Problem description:
Retype all the entries word for word, but omit the pictures.

[A block of data]
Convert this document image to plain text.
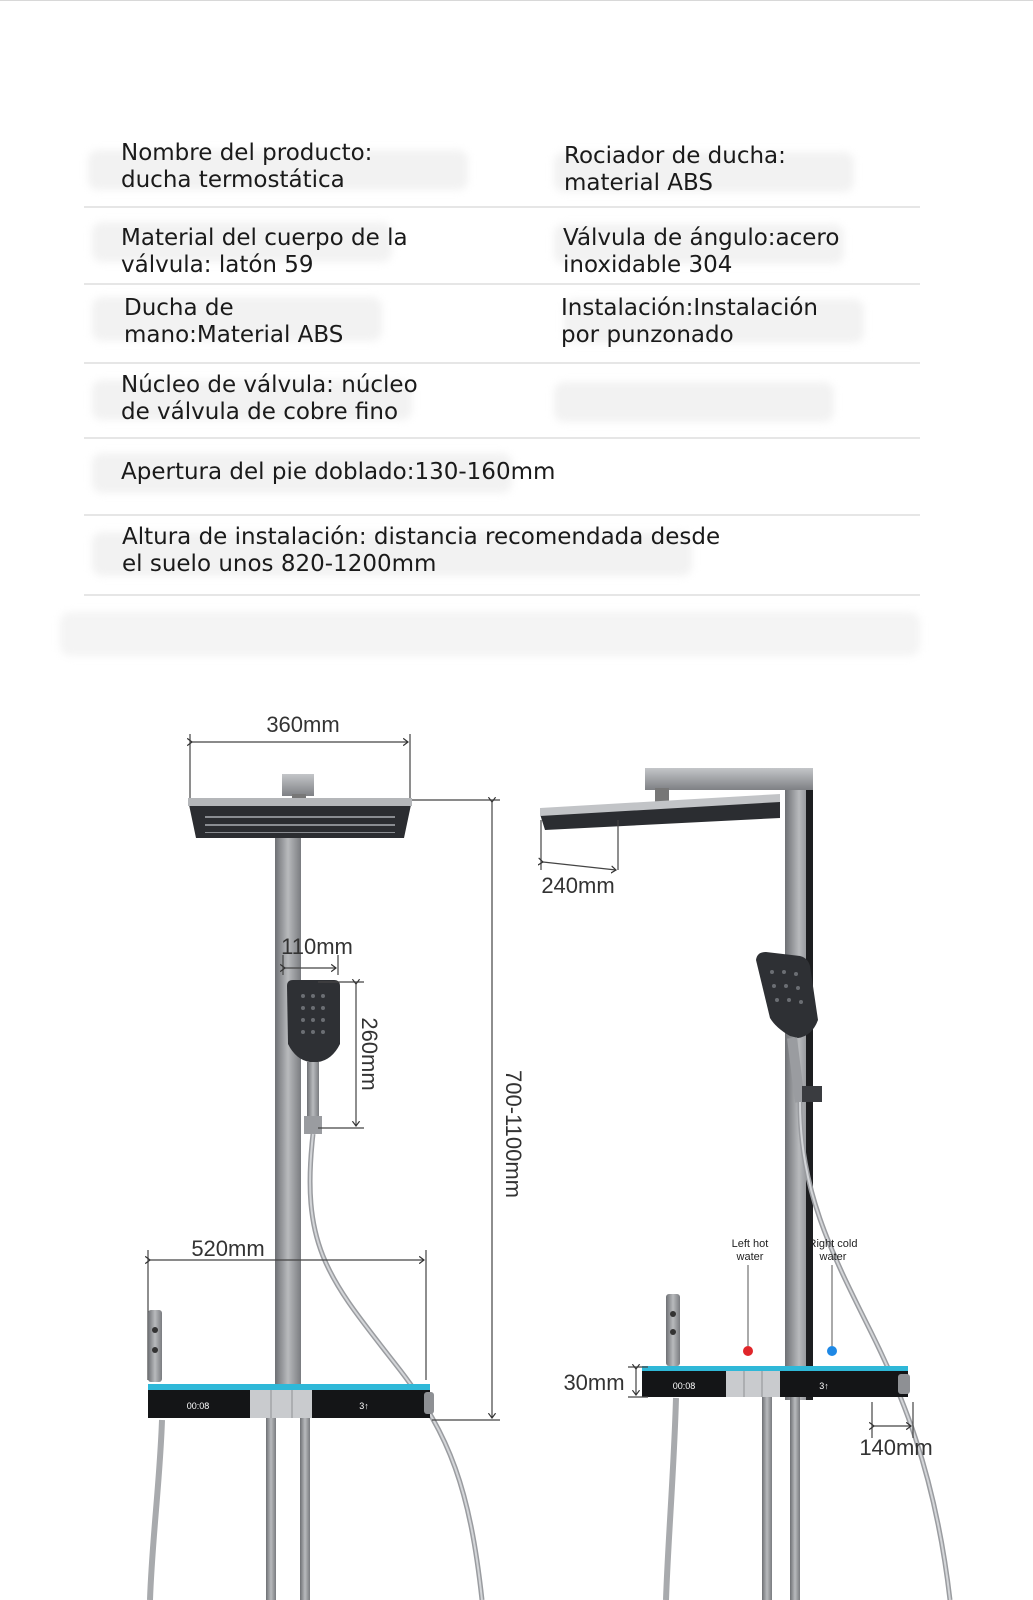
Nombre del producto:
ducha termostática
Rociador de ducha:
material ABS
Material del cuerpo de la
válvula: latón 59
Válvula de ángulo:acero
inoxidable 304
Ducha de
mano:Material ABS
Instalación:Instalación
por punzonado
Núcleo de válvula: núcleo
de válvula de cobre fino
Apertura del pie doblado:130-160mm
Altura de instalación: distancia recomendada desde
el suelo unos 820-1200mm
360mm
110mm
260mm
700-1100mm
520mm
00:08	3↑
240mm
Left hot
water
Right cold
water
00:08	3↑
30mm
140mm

Answer below:
Convert this document image to plain text.
Nombre del producto:
ducha termostática
Rociador de ducha:
material ABS
Material del cuerpo de la
válvula: latón 59
Válvula de ángulo:acero
inoxidable 304
Ducha de
mano:Material ABS
Instalación:Instalación
por punzonado
Núcleo de válvula: núcleo
de válvula de cobre fino
Apertura del pie doblado:130-160mm
Altura de instalación: distancia recomendada desde
el suelo unos 820-1200mm
360mm
110mm
260mm
700-1100mm
520mm
00:08	3↑
240mm
Left hot
water
Right cold
water
00:08	3↑
30mm
140mm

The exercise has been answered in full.